_WHAT IS ASKED:_ Exactly reproduce each line of the listing that follows.

[Rows from a dataset]
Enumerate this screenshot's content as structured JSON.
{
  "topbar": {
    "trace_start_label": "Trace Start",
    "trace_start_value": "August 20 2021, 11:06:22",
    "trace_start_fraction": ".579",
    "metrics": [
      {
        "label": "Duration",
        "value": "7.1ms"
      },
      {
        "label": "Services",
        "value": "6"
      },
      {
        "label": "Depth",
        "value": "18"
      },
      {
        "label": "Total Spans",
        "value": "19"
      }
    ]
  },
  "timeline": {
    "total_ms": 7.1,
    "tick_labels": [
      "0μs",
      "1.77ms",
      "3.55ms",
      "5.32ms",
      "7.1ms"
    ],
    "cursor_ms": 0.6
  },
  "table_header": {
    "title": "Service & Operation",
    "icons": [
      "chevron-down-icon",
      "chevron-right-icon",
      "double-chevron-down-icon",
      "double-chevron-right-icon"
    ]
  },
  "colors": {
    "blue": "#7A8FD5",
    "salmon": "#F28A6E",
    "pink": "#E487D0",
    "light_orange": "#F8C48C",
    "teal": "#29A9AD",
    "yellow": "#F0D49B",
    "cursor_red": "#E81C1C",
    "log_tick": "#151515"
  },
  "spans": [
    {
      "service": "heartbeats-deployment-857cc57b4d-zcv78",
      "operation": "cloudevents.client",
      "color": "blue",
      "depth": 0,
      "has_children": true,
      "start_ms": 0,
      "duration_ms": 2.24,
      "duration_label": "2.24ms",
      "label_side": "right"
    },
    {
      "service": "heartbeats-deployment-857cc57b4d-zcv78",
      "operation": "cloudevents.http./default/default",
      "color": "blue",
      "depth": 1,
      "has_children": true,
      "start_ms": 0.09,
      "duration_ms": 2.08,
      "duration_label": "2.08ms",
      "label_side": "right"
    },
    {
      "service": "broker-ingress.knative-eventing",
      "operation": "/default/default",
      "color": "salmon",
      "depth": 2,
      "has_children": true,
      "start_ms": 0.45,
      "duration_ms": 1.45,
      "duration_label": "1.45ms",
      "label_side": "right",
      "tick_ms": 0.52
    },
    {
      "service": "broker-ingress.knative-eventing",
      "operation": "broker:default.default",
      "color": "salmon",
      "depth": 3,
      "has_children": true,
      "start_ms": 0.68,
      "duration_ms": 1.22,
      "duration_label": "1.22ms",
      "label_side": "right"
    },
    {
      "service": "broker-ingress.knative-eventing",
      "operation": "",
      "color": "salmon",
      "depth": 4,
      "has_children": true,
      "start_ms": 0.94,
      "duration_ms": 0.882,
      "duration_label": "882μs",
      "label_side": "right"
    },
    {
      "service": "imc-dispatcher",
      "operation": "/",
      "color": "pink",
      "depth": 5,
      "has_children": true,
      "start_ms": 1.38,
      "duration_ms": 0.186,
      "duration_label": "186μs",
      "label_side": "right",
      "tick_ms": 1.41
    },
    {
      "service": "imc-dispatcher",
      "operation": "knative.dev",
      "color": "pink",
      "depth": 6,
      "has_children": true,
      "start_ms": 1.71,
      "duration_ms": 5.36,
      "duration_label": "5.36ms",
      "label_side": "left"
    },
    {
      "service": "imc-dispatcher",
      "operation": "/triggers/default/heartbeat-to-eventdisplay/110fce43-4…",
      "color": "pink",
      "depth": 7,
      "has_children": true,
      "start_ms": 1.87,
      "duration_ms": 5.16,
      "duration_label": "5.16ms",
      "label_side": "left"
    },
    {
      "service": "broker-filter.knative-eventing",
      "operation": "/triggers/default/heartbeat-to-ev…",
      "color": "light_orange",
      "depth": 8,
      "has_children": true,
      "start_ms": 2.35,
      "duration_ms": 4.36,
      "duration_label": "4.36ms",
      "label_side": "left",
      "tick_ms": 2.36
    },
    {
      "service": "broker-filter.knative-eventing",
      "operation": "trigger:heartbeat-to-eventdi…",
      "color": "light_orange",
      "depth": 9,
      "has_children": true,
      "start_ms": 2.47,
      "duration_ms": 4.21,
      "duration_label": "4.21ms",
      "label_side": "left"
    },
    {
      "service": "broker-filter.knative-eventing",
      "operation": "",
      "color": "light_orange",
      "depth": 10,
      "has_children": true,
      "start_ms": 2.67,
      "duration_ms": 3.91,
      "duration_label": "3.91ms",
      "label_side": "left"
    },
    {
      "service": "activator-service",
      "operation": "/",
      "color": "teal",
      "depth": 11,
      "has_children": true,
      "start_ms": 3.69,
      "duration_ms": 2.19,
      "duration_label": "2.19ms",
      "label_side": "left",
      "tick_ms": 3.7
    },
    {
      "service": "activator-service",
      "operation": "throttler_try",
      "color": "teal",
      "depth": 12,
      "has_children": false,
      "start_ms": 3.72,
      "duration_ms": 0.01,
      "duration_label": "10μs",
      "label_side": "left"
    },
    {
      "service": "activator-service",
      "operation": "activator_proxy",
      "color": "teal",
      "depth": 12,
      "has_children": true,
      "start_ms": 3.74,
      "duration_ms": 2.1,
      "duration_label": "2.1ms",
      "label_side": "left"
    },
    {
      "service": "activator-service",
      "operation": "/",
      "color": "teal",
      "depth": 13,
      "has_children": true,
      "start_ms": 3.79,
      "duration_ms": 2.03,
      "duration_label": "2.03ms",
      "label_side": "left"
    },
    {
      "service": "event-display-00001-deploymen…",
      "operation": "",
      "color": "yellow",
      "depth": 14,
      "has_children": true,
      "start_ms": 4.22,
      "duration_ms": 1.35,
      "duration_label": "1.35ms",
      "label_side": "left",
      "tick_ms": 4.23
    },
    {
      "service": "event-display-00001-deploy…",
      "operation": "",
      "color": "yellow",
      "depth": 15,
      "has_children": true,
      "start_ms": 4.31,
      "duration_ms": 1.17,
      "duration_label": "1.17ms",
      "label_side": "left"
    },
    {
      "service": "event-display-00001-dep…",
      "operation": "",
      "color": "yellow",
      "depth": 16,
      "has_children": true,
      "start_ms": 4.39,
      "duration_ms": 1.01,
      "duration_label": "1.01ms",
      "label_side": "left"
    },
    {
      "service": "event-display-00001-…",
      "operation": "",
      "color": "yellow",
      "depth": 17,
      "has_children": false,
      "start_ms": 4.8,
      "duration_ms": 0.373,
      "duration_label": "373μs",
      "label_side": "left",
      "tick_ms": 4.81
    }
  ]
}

_REPLY:_
Enumerate this screenshot's content as structured JSON.
{
  "topbar": {
    "trace_start_label": "Trace Start",
    "trace_start_value": "August 20 2021, 11:06:22",
    "trace_start_fraction": ".579",
    "metrics": [
      {
        "label": "Duration",
        "value": "7.1ms"
      },
      {
        "label": "Services",
        "value": "6"
      },
      {
        "label": "Depth",
        "value": "18"
      },
      {
        "label": "Total Spans",
        "value": "19"
      }
    ]
  },
  "timeline": {
    "total_ms": 7.1,
    "tick_labels": [
      "0μs",
      "1.77ms",
      "3.55ms",
      "5.32ms",
      "7.1ms"
    ],
    "cursor_ms": 0.6
  },
  "table_header": {
    "title": "Service & Operation",
    "icons": [
      "chevron-down-icon",
      "chevron-right-icon",
      "double-chevron-down-icon",
      "double-chevron-right-icon"
    ]
  },
  "colors": {
    "blue": "#7A8FD5",
    "salmon": "#F28A6E",
    "pink": "#E487D0",
    "light_orange": "#F8C48C",
    "teal": "#29A9AD",
    "yellow": "#F0D49B",
    "cursor_red": "#E81C1C",
    "log_tick": "#151515"
  },
  "spans": [
    {
      "service": "heartbeats-deployment-857cc57b4d-zcv78",
      "operation": "cloudevents.client",
      "color": "blue",
      "depth": 0,
      "has_children": true,
      "start_ms": 0,
      "duration_ms": 2.24,
      "duration_label": "2.24ms",
      "label_side": "right"
    },
    {
      "service": "heartbeats-deployment-857cc57b4d-zcv78",
      "operation": "cloudevents.http./default/default",
      "color": "blue",
      "depth": 1,
      "has_children": true,
      "start_ms": 0.09,
      "duration_ms": 2.08,
      "duration_label": "2.08ms",
      "label_side": "right"
    },
    {
      "service": "broker-ingress.knative-eventing",
      "operation": "/default/default",
      "color": "salmon",
      "depth": 2,
      "has_children": true,
      "start_ms": 0.45,
      "duration_ms": 1.45,
      "duration_label": "1.45ms",
      "label_side": "right",
      "tick_ms": 0.52
    },
    {
      "service": "broker-ingress.knative-eventing",
      "operation": "broker:default.default",
      "color": "salmon",
      "depth": 3,
      "has_children": true,
      "start_ms": 0.68,
      "duration_ms": 1.22,
      "duration_label": "1.22ms",
      "label_side": "right"
    },
    {
      "service": "broker-ingress.knative-eventing",
      "operation": "",
      "color": "salmon",
      "depth": 4,
      "has_children": true,
      "start_ms": 0.94,
      "duration_ms": 0.882,
      "duration_label": "882μs",
      "label_side": "right"
    },
    {
      "service": "imc-dispatcher",
      "operation": "/",
      "color": "pink",
      "depth": 5,
      "has_children": true,
      "start_ms": 1.38,
      "duration_ms": 0.186,
      "duration_label": "186μs",
      "label_side": "right",
      "tick_ms": 1.41
    },
    {
      "service": "imc-dispatcher",
      "operation": "knative.dev",
      "color": "pink",
      "depth": 6,
      "has_children": true,
      "start_ms": 1.71,
      "duration_ms": 5.36,
      "duration_label": "5.36ms",
      "label_side": "left"
    },
    {
      "service": "imc-dispatcher",
      "operation": "/triggers/default/heartbeat-to-eventdisplay/110fce43-4…",
      "color": "pink",
      "depth": 7,
      "has_children": true,
      "start_ms": 1.87,
      "duration_ms": 5.16,
      "duration_label": "5.16ms",
      "label_side": "left"
    },
    {
      "service": "broker-filter.knative-eventing",
      "operation": "/triggers/default/heartbeat-to-ev…",
      "color": "light_orange",
      "depth": 8,
      "has_children": true,
      "start_ms": 2.35,
      "duration_ms": 4.36,
      "duration_label": "4.36ms",
      "label_side": "left",
      "tick_ms": 2.36
    },
    {
      "service": "broker-filter.knative-eventing",
      "operation": "trigger:heartbeat-to-eventdi…",
      "color": "light_orange",
      "depth": 9,
      "has_children": true,
      "start_ms": 2.47,
      "duration_ms": 4.21,
      "duration_label": "4.21ms",
      "label_side": "left"
    },
    {
      "service": "broker-filter.knative-eventing",
      "operation": "",
      "color": "light_orange",
      "depth": 10,
      "has_children": true,
      "start_ms": 2.67,
      "duration_ms": 3.91,
      "duration_label": "3.91ms",
      "label_side": "left"
    },
    {
      "service": "activator-service",
      "operation": "/",
      "color": "teal",
      "depth": 11,
      "has_children": true,
      "start_ms": 3.69,
      "duration_ms": 2.19,
      "duration_label": "2.19ms",
      "label_side": "left",
      "tick_ms": 3.7
    },
    {
      "service": "activator-service",
      "operation": "throttler_try",
      "color": "teal",
      "depth": 12,
      "has_children": false,
      "start_ms": 3.72,
      "duration_ms": 0.01,
      "duration_label": "10μs",
      "label_side": "left"
    },
    {
      "service": "activator-service",
      "operation": "activator_proxy",
      "color": "teal",
      "depth": 12,
      "has_children": true,
      "start_ms": 3.74,
      "duration_ms": 2.1,
      "duration_label": "2.1ms",
      "label_side": "left"
    },
    {
      "service": "activator-service",
      "operation": "/",
      "color": "teal",
      "depth": 13,
      "has_children": true,
      "start_ms": 3.79,
      "duration_ms": 2.03,
      "duration_label": "2.03ms",
      "label_side": "left"
    },
    {
      "service": "event-display-00001-deploymen…",
      "operation": "",
      "color": "yellow",
      "depth": 14,
      "has_children": true,
      "start_ms": 4.22,
      "duration_ms": 1.35,
      "duration_label": "1.35ms",
      "label_side": "left",
      "tick_ms": 4.23
    },
    {
      "service": "event-display-00001-deploy…",
      "operation": "",
      "color": "yellow",
      "depth": 15,
      "has_children": true,
      "start_ms": 4.31,
      "duration_ms": 1.17,
      "duration_label": "1.17ms",
      "label_side": "left"
    },
    {
      "service": "event-display-00001-dep…",
      "operation": "",
      "color": "yellow",
      "depth": 16,
      "has_children": true,
      "start_ms": 4.39,
      "duration_ms": 1.01,
      "duration_label": "1.01ms",
      "label_side": "left"
    },
    {
      "service": "event-display-00001-…",
      "operation": "",
      "color": "yellow",
      "depth": 17,
      "has_children": false,
      "start_ms": 4.8,
      "duration_ms": 0.373,
      "duration_label": "373μs",
      "label_side": "left",
      "tick_ms": 4.81
    }
  ]
}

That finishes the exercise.